__What you have to do__: Write out only the lines running from the one that contains "Read out every word on this page." to the end of the material, both ends included.

────

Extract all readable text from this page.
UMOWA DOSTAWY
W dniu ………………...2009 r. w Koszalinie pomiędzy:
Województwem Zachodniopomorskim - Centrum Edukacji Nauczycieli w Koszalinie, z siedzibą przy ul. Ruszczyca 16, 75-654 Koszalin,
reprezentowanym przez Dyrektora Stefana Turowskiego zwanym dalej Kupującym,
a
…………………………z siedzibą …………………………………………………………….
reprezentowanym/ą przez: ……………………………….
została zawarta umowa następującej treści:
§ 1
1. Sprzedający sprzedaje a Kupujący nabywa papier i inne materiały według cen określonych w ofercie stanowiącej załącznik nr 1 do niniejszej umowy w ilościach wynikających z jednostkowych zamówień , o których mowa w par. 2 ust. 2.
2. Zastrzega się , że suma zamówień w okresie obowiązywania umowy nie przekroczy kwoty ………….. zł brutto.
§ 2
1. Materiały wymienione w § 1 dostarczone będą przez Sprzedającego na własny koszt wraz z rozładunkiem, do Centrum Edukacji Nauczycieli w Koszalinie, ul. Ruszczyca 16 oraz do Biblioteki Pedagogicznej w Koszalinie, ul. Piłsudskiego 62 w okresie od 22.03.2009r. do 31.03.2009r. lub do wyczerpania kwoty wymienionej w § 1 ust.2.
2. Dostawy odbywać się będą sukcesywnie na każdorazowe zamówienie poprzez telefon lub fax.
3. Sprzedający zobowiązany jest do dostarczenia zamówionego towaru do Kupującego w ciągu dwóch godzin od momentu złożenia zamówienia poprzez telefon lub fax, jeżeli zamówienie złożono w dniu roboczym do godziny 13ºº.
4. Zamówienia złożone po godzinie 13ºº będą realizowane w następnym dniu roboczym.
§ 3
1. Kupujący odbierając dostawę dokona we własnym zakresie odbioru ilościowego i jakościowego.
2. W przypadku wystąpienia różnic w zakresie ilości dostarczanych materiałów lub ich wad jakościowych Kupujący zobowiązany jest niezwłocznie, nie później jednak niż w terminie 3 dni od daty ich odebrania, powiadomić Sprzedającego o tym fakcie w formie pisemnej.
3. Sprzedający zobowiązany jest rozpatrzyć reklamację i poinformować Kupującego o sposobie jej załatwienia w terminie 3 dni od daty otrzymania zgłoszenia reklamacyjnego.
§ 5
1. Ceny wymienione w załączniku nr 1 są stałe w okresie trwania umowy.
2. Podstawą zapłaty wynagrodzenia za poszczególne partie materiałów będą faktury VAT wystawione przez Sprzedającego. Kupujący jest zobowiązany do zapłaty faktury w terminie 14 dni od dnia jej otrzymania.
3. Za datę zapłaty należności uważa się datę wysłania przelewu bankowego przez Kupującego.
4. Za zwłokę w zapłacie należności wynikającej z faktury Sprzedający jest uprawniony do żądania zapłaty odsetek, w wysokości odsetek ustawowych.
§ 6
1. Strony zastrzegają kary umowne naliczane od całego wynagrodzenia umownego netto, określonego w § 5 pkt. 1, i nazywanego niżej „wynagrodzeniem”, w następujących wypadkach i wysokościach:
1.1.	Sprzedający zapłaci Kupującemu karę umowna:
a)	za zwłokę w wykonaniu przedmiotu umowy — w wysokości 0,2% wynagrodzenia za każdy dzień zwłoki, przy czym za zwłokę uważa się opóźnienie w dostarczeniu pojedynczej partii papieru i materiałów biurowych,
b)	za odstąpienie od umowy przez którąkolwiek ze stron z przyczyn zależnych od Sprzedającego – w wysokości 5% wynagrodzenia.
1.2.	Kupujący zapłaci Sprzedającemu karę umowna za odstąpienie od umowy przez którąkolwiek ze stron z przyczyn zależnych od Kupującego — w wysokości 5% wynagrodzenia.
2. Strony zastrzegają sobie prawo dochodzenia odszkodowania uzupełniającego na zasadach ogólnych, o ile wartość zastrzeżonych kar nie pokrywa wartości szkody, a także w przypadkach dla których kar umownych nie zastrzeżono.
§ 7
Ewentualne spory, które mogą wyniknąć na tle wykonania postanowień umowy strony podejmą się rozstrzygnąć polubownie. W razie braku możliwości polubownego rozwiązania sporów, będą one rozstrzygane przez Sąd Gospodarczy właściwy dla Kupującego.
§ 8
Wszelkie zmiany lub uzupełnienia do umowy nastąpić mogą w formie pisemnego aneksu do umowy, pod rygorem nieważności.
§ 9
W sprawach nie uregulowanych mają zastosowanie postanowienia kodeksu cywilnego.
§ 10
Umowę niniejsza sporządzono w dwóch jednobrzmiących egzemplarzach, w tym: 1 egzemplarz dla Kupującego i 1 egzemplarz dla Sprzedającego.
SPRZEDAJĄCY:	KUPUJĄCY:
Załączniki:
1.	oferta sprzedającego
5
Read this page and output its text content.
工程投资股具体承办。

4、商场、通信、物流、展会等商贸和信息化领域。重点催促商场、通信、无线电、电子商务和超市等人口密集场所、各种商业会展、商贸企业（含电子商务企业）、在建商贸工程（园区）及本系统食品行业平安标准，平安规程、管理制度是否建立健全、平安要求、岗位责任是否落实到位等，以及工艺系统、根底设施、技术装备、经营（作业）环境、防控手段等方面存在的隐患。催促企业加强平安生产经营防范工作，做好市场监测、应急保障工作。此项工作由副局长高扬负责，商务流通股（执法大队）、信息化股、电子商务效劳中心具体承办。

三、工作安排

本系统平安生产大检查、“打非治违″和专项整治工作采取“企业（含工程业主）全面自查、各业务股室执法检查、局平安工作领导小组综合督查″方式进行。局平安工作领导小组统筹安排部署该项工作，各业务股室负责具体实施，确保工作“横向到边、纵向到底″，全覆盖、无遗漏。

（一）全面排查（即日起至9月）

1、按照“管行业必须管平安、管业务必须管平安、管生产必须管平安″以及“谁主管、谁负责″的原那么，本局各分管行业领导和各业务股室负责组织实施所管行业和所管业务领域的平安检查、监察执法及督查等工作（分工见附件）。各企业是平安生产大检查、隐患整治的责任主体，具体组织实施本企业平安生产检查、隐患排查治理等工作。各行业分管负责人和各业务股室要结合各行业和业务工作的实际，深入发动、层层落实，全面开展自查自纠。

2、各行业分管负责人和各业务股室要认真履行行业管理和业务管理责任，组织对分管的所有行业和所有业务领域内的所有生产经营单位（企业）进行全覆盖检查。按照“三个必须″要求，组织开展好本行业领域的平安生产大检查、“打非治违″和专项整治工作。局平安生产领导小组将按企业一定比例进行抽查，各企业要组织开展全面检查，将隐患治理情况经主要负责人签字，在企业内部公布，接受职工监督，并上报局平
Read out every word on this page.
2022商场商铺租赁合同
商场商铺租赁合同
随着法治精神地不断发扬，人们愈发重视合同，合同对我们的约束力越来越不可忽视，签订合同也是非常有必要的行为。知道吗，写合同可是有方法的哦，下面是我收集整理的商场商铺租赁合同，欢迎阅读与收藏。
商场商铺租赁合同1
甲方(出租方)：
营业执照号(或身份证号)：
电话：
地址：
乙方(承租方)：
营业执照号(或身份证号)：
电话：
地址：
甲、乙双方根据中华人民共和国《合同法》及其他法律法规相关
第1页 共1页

────

__Task solution__:
Read out every word on this page.
2022商场商铺租赁合同
商场商铺租赁合同
随着法治精神地不断发扬，人们愈发重视合同，合同对我们的约束力越来越不可忽视，签订合同也是非常有必要的行为。知道吗，写合同可是有方法的哦，下面是我收集整理的商场商铺租赁合同，欢迎阅读与收藏。
商场商铺租赁合同1
甲方(出租方)：
营业执照号(或身份证号)：
电话：
地址：
乙方(承租方)：
营业执照号(或身份证号)：
电话：
地址：
甲、乙双方根据中华人民共和国《合同法》及其他法律法规相关
第1页 共1页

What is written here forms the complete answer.